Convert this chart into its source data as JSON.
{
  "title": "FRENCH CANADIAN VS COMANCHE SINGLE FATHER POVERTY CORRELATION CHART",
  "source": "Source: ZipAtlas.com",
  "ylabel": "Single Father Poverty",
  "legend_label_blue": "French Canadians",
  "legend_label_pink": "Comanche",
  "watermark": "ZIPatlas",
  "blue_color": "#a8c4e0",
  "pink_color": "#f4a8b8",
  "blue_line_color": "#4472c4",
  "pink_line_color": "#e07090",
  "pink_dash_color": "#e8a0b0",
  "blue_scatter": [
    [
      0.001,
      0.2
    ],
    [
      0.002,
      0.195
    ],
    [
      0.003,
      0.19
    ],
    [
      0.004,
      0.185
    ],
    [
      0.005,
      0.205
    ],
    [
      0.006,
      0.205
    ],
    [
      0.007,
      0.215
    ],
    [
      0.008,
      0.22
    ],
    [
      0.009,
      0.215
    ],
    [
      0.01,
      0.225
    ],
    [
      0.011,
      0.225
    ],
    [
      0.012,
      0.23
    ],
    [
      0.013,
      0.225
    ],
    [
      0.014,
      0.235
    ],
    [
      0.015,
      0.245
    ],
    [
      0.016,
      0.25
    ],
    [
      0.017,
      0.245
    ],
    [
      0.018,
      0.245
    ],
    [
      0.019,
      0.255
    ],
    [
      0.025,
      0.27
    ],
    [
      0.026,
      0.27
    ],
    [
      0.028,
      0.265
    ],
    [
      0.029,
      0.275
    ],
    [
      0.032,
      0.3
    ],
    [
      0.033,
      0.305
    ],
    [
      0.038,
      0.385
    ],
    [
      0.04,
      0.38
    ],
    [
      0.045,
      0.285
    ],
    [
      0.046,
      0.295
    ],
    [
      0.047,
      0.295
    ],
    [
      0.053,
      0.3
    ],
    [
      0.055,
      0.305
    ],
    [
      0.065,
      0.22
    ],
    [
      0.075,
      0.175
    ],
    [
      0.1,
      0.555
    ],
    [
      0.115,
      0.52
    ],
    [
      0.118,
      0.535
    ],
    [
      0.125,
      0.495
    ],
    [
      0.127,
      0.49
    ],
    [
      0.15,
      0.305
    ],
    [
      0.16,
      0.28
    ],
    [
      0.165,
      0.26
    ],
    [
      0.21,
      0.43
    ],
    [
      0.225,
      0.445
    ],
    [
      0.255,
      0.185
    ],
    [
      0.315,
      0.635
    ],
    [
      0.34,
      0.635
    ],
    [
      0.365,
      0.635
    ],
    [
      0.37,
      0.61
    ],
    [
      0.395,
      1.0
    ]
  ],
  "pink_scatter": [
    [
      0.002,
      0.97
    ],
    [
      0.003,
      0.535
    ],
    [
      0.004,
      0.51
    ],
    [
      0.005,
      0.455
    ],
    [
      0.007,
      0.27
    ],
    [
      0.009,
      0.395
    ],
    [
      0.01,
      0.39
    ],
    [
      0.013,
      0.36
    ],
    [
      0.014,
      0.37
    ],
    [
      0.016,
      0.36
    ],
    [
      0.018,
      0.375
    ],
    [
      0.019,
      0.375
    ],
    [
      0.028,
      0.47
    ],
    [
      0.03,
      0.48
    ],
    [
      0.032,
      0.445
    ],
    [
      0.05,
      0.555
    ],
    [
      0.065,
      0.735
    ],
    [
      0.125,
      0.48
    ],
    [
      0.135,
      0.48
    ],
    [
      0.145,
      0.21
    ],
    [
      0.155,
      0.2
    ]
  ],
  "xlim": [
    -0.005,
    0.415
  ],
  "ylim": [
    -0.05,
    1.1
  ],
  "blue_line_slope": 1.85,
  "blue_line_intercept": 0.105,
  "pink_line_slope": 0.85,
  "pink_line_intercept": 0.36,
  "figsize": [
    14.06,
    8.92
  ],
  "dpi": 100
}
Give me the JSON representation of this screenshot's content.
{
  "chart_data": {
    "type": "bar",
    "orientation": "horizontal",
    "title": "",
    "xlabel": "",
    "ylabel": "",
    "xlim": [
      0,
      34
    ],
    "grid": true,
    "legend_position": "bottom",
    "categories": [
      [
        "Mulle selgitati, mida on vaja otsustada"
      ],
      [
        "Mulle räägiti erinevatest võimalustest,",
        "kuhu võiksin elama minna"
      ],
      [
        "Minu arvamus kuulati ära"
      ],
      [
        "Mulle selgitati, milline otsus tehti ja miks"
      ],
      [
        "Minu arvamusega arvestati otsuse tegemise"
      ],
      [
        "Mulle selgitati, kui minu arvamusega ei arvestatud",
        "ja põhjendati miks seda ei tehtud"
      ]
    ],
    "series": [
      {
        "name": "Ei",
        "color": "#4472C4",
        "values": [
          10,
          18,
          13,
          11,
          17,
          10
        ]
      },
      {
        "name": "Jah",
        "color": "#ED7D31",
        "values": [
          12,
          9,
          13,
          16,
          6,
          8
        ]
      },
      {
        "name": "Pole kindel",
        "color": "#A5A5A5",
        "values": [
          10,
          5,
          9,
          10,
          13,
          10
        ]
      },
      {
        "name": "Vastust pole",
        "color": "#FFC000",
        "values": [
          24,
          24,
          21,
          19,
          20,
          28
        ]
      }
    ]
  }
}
■ ■ ■
Problem to solve:
Recopy the entries above in their entirety, exactly.

Task solution:
Convert this chart into its source data as JSON.
{
  "title": "FRENCH CANADIAN VS COMANCHE SINGLE FATHER POVERTY CORRELATION CHART",
  "source": "Source: ZipAtlas.com",
  "ylabel": "Single Father Poverty",
  "legend_label_blue": "French Canadians",
  "legend_label_pink": "Comanche",
  "watermark": "ZIPatlas",
  "blue_color": "#a8c4e0",
  "pink_color": "#f4a8b8",
  "blue_line_color": "#4472c4",
  "pink_line_color": "#e07090",
  "pink_dash_color": "#e8a0b0",
  "blue_scatter": [
    [
      0.001,
      0.2
    ],
    [
      0.002,
      0.195
    ],
    [
      0.003,
      0.19
    ],
    [
      0.004,
      0.185
    ],
    [
      0.005,
      0.205
    ],
    [
      0.006,
      0.205
    ],
    [
      0.007,
      0.215
    ],
    [
      0.008,
      0.22
    ],
    [
      0.009,
      0.215
    ],
    [
      0.01,
      0.225
    ],
    [
      0.011,
      0.225
    ],
    [
      0.012,
      0.23
    ],
    [
      0.013,
      0.225
    ],
    [
      0.014,
      0.235
    ],
    [
      0.015,
      0.245
    ],
    [
      0.016,
      0.25
    ],
    [
      0.017,
      0.245
    ],
    [
      0.018,
      0.245
    ],
    [
      0.019,
      0.255
    ],
    [
      0.025,
      0.27
    ],
    [
      0.026,
      0.27
    ],
    [
      0.028,
      0.265
    ],
    [
      0.029,
      0.275
    ],
    [
      0.032,
      0.3
    ],
    [
      0.033,
      0.305
    ],
    [
      0.038,
      0.385
    ],
    [
      0.04,
      0.38
    ],
    [
      0.045,
      0.285
    ],
    [
      0.046,
      0.295
    ],
    [
      0.047,
      0.295
    ],
    [
      0.053,
      0.3
    ],
    [
      0.055,
      0.305
    ],
    [
      0.065,
      0.22
    ],
    [
      0.075,
      0.175
    ],
    [
      0.1,
      0.555
    ],
    [
      0.115,
      0.52
    ],
    [
      0.118,
      0.535
    ],
    [
      0.125,
      0.495
    ],
    [
      0.127,
      0.49
    ],
    [
      0.15,
      0.305
    ],
    [
      0.16,
      0.28
    ],
    [
      0.165,
      0.26
    ],
    [
      0.21,
      0.43
    ],
    [
      0.225,
      0.445
    ],
    [
      0.255,
      0.185
    ],
    [
      0.315,
      0.635
    ],
    [
      0.34,
      0.635
    ],
    [
      0.365,
      0.635
    ],
    [
      0.37,
      0.61
    ],
    [
      0.395,
      1.0
    ]
  ],
  "pink_scatter": [
    [
      0.002,
      0.97
    ],
    [
      0.003,
      0.535
    ],
    [
      0.004,
      0.51
    ],
    [
      0.005,
      0.455
    ],
    [
      0.007,
      0.27
    ],
    [
      0.009,
      0.395
    ],
    [
      0.01,
      0.39
    ],
    [
      0.013,
      0.36
    ],
    [
      0.014,
      0.37
    ],
    [
      0.016,
      0.36
    ],
    [
      0.018,
      0.375
    ],
    [
      0.019,
      0.375
    ],
    [
      0.028,
      0.47
    ],
    [
      0.03,
      0.48
    ],
    [
      0.032,
      0.445
    ],
    [
      0.05,
      0.555
    ],
    [
      0.065,
      0.735
    ],
    [
      0.125,
      0.48
    ],
    [
      0.135,
      0.48
    ],
    [
      0.145,
      0.21
    ],
    [
      0.155,
      0.2
    ]
  ],
  "xlim": [
    -0.005,
    0.415
  ],
  "ylim": [
    -0.05,
    1.1
  ],
  "blue_line_slope": 1.85,
  "blue_line_intercept": 0.105,
  "pink_line_slope": 0.85,
  "pink_line_intercept": 0.36,
  "figsize": [
    14.06,
    8.92
  ],
  "dpi": 100
}
Give me the JSON representation of this screenshot's content.
{
  "chart_data": {
    "type": "bar",
    "orientation": "horizontal",
    "title": "",
    "xlabel": "",
    "ylabel": "",
    "xlim": [
      0,
      34
    ],
    "grid": true,
    "legend_position": "bottom",
    "categories": [
      [
        "Mulle selgitati, mida on vaja otsustada"
      ],
      [
        "Mulle räägiti erinevatest võimalustest,",
        "kuhu võiksin elama minna"
      ],
      [
        "Minu arvamus kuulati ära"
      ],
      [
        "Mulle selgitati, milline otsus tehti ja miks"
      ],
      [
        "Minu arvamusega arvestati otsuse tegemise"
      ],
      [
        "Mulle selgitati, kui minu arvamusega ei arvestatud",
        "ja põhjendati miks seda ei tehtud"
      ]
    ],
    "series": [
      {
        "name": "Ei",
        "color": "#4472C4",
        "values": [
          10,
          18,
          13,
          11,
          17,
          10
        ]
      },
      {
        "name": "Jah",
        "color": "#ED7D31",
        "values": [
          12,
          9,
          13,
          16,
          6,
          8
        ]
      },
      {
        "name": "Pole kindel",
        "color": "#A5A5A5",
        "values": [
          10,
          5,
          9,
          10,
          13,
          10
        ]
      },
      {
        "name": "Vastust pole",
        "color": "#FFC000",
        "values": [
          24,
          24,
          21,
          19,
          20,
          28
        ]
      }
    ]
  }
}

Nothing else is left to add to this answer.